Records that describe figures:
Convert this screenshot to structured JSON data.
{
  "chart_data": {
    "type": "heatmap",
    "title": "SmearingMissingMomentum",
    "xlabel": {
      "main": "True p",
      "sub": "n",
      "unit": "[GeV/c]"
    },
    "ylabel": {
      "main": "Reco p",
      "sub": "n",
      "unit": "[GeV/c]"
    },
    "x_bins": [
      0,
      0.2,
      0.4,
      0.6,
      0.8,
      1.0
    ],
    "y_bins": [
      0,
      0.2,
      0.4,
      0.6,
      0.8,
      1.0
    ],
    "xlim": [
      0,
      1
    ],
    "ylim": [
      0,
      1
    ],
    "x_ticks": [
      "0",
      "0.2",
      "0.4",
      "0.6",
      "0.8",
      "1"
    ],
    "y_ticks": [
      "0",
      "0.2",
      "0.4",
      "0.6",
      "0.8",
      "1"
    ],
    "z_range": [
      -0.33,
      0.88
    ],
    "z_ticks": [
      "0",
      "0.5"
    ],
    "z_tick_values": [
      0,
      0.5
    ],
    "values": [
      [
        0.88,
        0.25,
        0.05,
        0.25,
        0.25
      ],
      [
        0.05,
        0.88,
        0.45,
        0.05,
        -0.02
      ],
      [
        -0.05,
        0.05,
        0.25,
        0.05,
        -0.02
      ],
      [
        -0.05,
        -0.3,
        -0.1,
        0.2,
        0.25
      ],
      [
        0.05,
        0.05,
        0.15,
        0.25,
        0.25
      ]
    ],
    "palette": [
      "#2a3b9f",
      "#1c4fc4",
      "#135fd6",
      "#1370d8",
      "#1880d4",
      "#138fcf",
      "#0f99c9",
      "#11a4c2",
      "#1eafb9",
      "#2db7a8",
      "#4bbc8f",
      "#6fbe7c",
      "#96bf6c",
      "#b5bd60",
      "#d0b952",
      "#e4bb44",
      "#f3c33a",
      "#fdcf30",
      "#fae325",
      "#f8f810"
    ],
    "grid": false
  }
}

* Stated goal *
Please set down all the data word for word.

* Solution to this task *
Convert this screenshot to structured JSON data.
{
  "chart_data": {
    "type": "heatmap",
    "title": "SmearingMissingMomentum",
    "xlabel": {
      "main": "True p",
      "sub": "n",
      "unit": "[GeV/c]"
    },
    "ylabel": {
      "main": "Reco p",
      "sub": "n",
      "unit": "[GeV/c]"
    },
    "x_bins": [
      0,
      0.2,
      0.4,
      0.6,
      0.8,
      1.0
    ],
    "y_bins": [
      0,
      0.2,
      0.4,
      0.6,
      0.8,
      1.0
    ],
    "xlim": [
      0,
      1
    ],
    "ylim": [
      0,
      1
    ],
    "x_ticks": [
      "0",
      "0.2",
      "0.4",
      "0.6",
      "0.8",
      "1"
    ],
    "y_ticks": [
      "0",
      "0.2",
      "0.4",
      "0.6",
      "0.8",
      "1"
    ],
    "z_range": [
      -0.33,
      0.88
    ],
    "z_ticks": [
      "0",
      "0.5"
    ],
    "z_tick_values": [
      0,
      0.5
    ],
    "values": [
      [
        0.88,
        0.25,
        0.05,
        0.25,
        0.25
      ],
      [
        0.05,
        0.88,
        0.45,
        0.05,
        -0.02
      ],
      [
        -0.05,
        0.05,
        0.25,
        0.05,
        -0.02
      ],
      [
        -0.05,
        -0.3,
        -0.1,
        0.2,
        0.25
      ],
      [
        0.05,
        0.05,
        0.15,
        0.25,
        0.25
      ]
    ],
    "palette": [
      "#2a3b9f",
      "#1c4fc4",
      "#135fd6",
      "#1370d8",
      "#1880d4",
      "#138fcf",
      "#0f99c9",
      "#11a4c2",
      "#1eafb9",
      "#2db7a8",
      "#4bbc8f",
      "#6fbe7c",
      "#96bf6c",
      "#b5bd60",
      "#d0b952",
      "#e4bb44",
      "#f3c33a",
      "#fdcf30",
      "#fae325",
      "#f8f810"
    ],
    "grid": false
  }
}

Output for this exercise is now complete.